• STATED GOAL: State the number of lines below in which the word "type" appears. Nothing else belongs in the answer.

• EXERCISE DATA:

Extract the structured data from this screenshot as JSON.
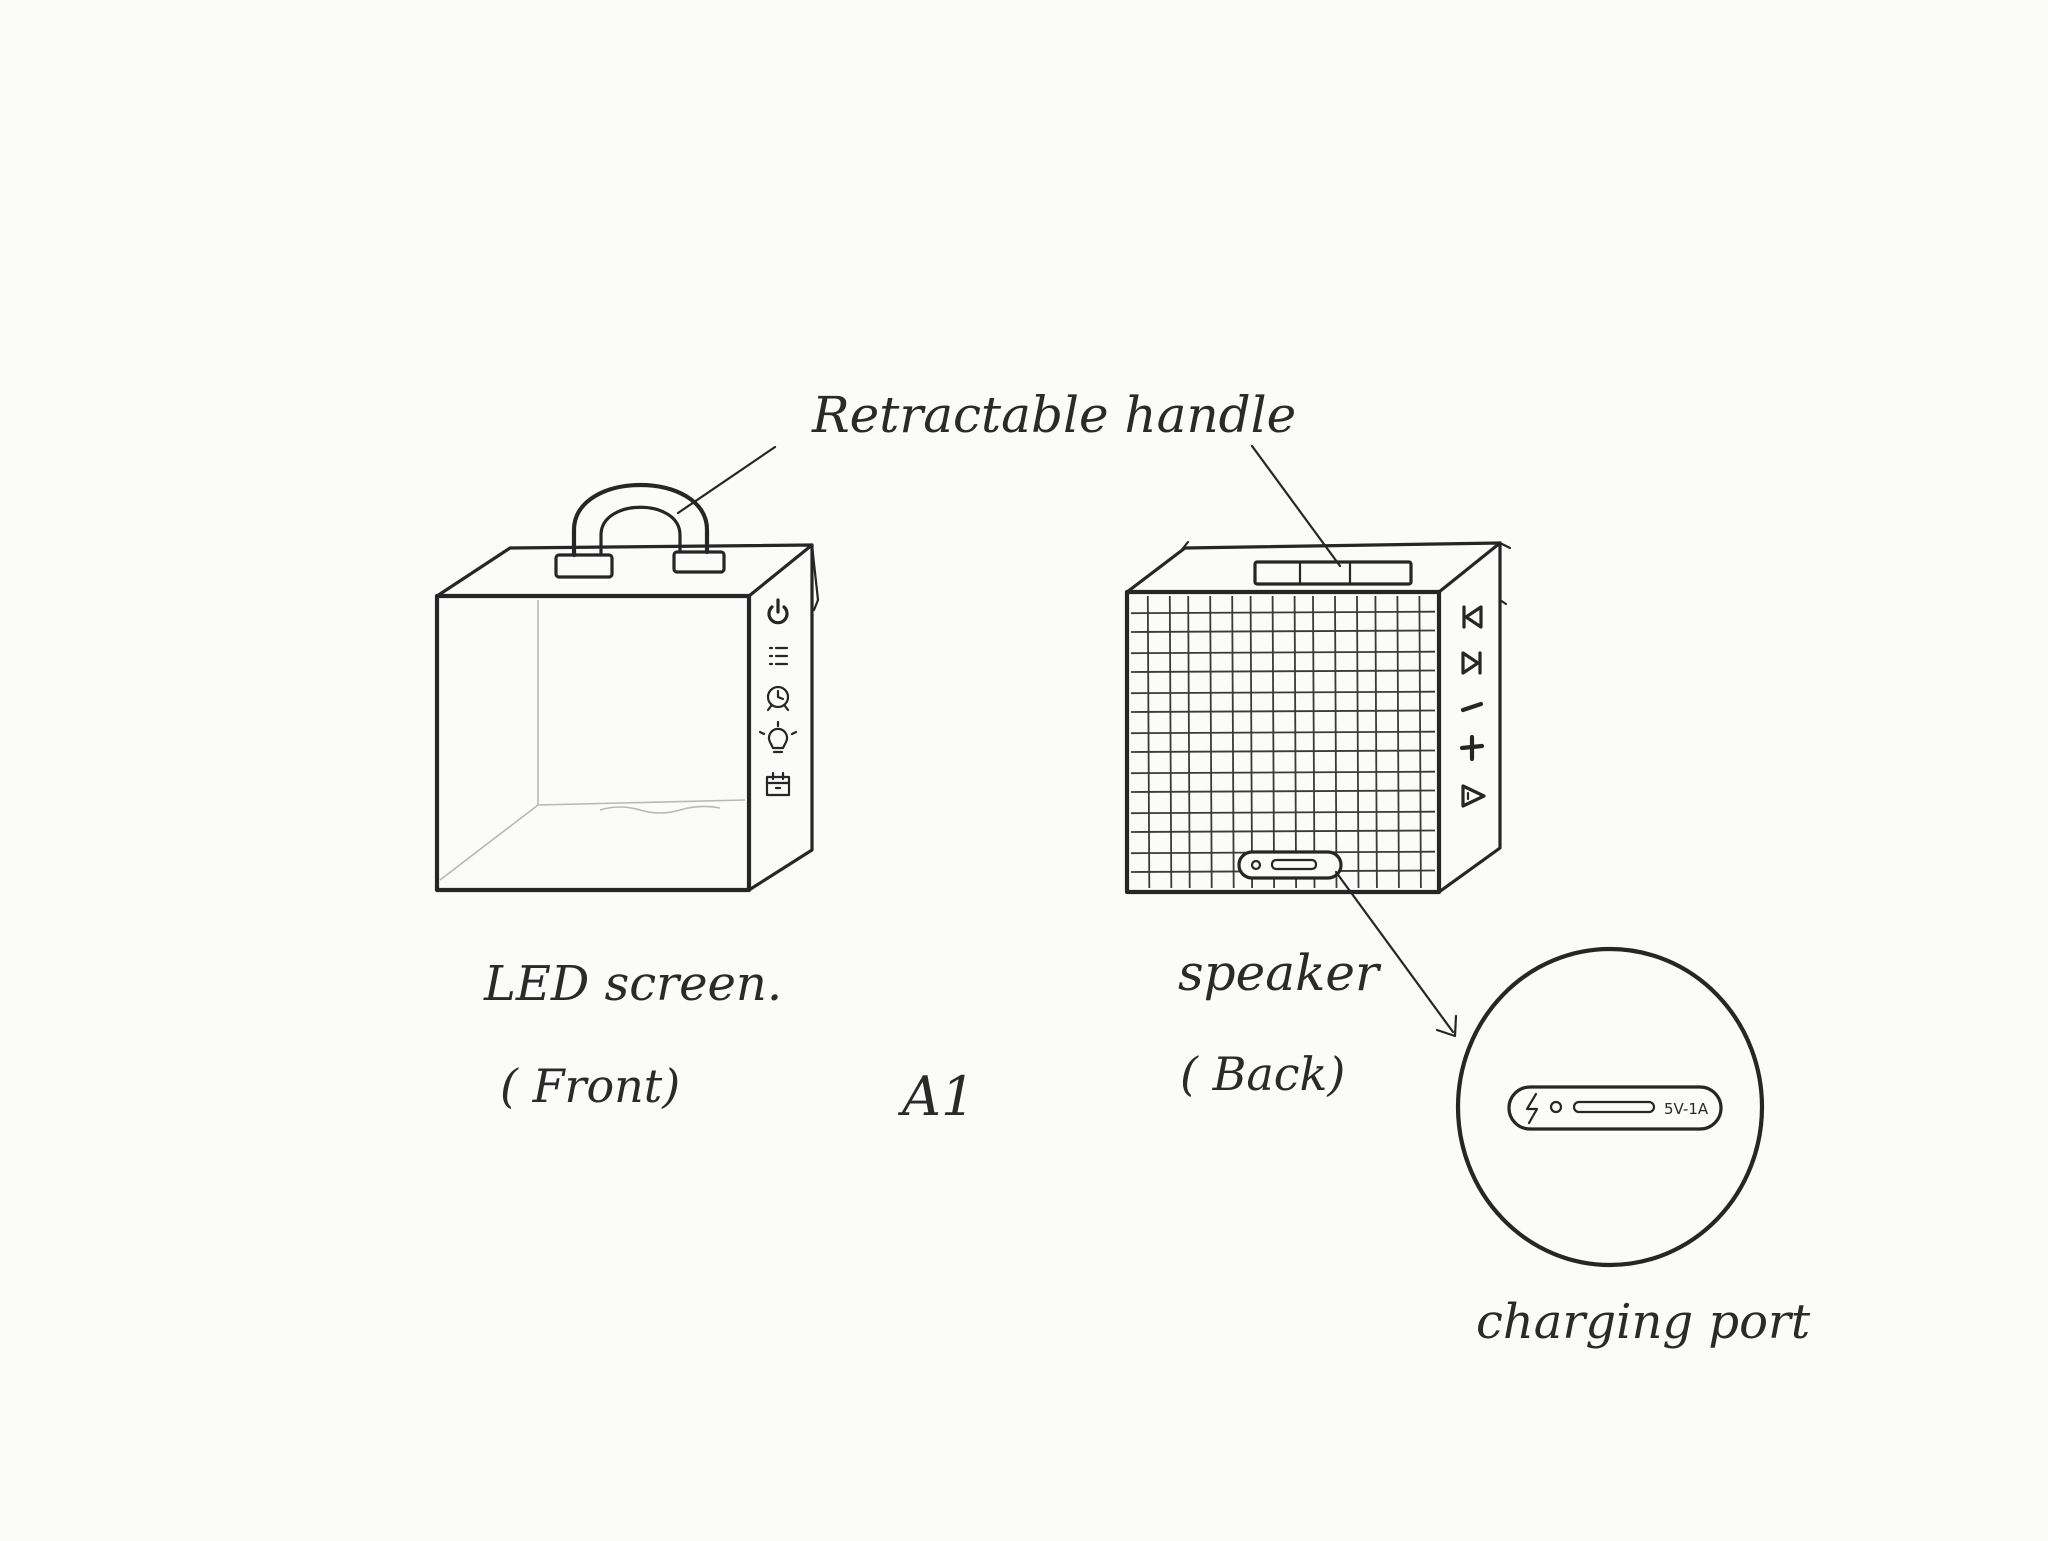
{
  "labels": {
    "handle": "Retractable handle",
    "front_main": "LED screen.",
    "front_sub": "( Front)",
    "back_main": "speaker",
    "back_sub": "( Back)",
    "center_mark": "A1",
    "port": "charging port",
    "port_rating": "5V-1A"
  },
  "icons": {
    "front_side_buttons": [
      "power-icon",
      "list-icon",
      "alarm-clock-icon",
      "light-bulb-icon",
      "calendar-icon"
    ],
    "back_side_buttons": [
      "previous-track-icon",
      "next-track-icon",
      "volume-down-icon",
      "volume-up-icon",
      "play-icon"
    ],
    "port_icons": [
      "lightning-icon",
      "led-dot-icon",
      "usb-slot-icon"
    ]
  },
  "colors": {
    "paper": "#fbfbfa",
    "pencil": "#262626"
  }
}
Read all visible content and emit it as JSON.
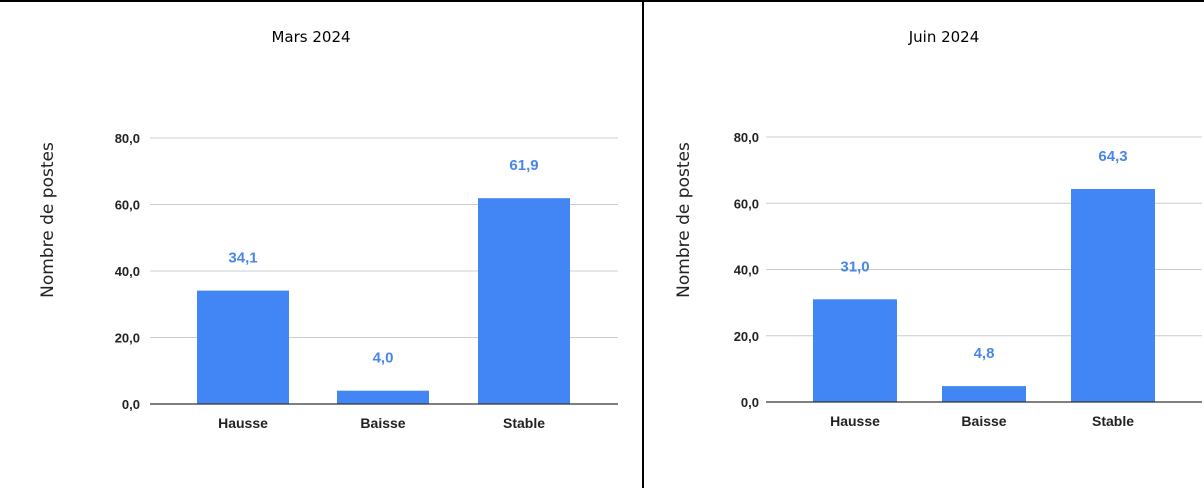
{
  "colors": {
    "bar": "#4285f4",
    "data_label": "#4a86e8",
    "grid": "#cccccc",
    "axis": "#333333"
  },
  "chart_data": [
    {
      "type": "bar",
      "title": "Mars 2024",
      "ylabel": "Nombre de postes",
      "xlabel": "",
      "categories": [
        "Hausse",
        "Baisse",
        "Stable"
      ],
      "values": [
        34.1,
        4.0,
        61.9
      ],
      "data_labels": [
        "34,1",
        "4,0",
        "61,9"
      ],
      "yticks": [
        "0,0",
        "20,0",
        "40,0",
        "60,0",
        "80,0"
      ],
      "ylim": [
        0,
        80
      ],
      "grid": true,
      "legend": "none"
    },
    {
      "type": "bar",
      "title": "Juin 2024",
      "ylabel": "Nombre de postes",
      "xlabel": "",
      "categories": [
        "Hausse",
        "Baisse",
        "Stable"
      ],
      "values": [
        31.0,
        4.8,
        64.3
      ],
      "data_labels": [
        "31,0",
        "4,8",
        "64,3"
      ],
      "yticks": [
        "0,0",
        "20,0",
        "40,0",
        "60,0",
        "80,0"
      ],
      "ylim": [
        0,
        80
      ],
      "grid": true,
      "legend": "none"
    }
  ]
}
...
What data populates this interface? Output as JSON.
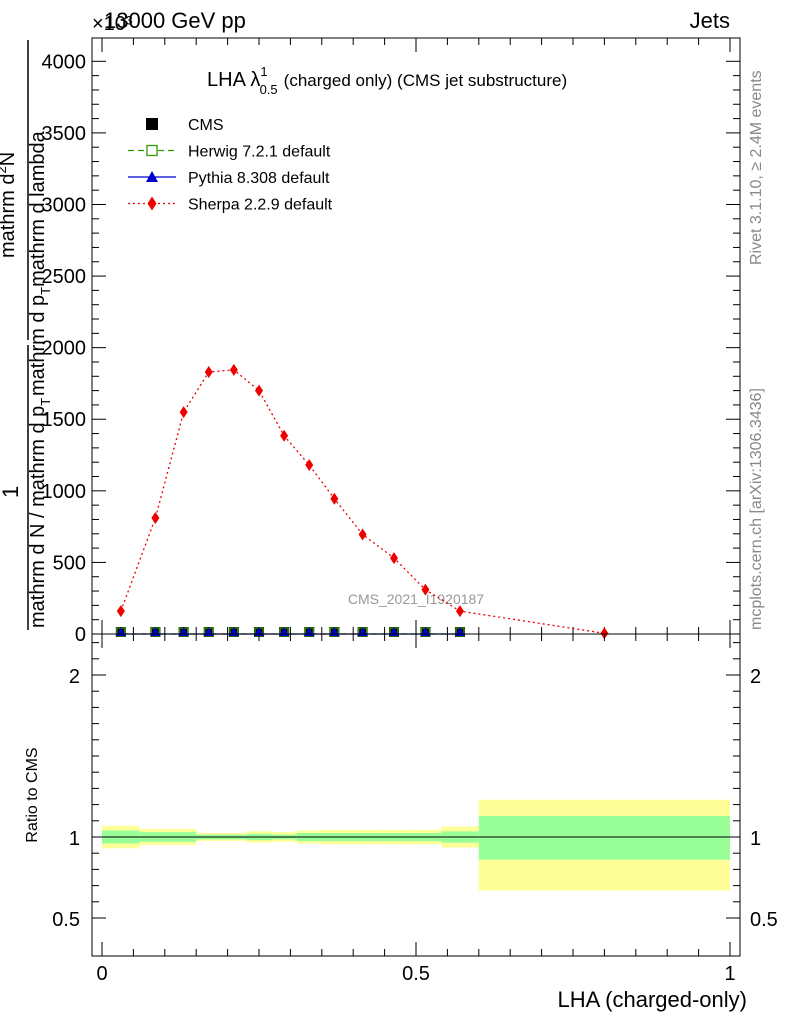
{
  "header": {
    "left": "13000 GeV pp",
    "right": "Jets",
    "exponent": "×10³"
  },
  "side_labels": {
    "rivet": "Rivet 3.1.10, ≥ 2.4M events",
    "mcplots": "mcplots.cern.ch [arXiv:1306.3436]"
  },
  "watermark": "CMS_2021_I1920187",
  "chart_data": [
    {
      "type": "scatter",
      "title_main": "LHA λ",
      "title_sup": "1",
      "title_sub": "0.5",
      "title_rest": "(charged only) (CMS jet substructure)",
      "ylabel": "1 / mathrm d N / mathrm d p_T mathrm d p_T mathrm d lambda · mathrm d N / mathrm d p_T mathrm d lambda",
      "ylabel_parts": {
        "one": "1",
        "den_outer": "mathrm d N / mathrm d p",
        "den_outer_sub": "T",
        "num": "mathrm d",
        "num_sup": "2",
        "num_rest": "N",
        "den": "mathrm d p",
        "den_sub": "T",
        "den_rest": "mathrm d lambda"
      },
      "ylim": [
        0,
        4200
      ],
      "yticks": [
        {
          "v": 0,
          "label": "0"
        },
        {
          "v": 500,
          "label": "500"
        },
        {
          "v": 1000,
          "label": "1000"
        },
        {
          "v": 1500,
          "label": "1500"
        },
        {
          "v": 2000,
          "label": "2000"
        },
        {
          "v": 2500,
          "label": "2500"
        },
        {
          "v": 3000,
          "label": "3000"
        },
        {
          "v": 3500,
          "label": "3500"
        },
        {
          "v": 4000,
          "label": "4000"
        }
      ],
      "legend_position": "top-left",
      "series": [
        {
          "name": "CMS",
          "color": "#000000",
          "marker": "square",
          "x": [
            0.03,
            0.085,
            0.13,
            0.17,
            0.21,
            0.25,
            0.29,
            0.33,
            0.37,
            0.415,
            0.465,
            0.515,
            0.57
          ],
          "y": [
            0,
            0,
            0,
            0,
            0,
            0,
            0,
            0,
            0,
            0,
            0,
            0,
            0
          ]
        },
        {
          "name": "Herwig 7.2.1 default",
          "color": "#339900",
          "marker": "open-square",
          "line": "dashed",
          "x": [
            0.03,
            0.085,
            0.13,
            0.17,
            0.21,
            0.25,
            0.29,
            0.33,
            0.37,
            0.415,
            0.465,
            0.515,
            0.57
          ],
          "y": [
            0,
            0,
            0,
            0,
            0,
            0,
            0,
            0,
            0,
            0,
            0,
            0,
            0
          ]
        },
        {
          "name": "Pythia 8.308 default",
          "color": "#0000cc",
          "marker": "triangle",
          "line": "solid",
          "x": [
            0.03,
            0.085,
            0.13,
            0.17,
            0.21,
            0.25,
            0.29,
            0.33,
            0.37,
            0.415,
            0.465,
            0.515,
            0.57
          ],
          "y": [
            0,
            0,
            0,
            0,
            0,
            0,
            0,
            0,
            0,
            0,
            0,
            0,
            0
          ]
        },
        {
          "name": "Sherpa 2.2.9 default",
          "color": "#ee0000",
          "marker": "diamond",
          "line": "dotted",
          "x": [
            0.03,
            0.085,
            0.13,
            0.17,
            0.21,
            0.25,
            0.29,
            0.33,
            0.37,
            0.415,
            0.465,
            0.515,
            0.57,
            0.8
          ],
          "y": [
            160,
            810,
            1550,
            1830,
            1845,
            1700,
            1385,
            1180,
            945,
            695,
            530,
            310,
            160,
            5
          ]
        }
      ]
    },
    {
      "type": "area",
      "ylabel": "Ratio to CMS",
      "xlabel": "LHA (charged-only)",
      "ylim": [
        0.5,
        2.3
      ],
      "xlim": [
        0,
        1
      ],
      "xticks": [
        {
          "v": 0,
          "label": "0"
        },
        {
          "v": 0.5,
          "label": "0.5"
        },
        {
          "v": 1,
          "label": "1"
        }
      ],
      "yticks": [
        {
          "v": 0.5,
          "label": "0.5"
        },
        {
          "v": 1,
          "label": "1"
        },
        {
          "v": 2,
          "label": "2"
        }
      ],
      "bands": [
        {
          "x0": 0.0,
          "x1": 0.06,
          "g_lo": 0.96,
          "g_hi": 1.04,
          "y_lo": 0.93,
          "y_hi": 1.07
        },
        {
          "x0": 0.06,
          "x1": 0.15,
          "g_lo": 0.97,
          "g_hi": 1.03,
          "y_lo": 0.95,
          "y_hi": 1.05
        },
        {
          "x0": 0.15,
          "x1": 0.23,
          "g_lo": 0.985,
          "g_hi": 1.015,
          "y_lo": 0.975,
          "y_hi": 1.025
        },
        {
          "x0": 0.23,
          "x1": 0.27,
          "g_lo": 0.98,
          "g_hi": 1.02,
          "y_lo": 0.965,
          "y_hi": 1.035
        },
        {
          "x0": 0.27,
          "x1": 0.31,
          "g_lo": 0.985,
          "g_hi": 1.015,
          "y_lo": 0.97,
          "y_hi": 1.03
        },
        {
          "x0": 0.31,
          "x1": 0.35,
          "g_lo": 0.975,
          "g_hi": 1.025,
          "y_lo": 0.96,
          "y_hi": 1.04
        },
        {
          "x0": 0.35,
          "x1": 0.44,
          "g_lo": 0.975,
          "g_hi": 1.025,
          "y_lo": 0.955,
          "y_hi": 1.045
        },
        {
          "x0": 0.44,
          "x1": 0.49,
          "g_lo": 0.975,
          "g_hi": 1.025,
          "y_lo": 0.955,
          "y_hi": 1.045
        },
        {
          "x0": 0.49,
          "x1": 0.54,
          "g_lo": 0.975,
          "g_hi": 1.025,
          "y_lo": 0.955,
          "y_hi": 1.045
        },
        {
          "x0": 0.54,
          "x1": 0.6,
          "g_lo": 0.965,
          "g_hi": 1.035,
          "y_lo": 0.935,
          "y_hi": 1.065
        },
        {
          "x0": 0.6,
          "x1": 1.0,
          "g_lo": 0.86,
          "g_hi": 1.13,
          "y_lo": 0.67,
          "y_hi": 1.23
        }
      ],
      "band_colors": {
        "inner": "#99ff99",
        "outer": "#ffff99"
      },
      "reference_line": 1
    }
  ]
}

• IN RESPONSE: 4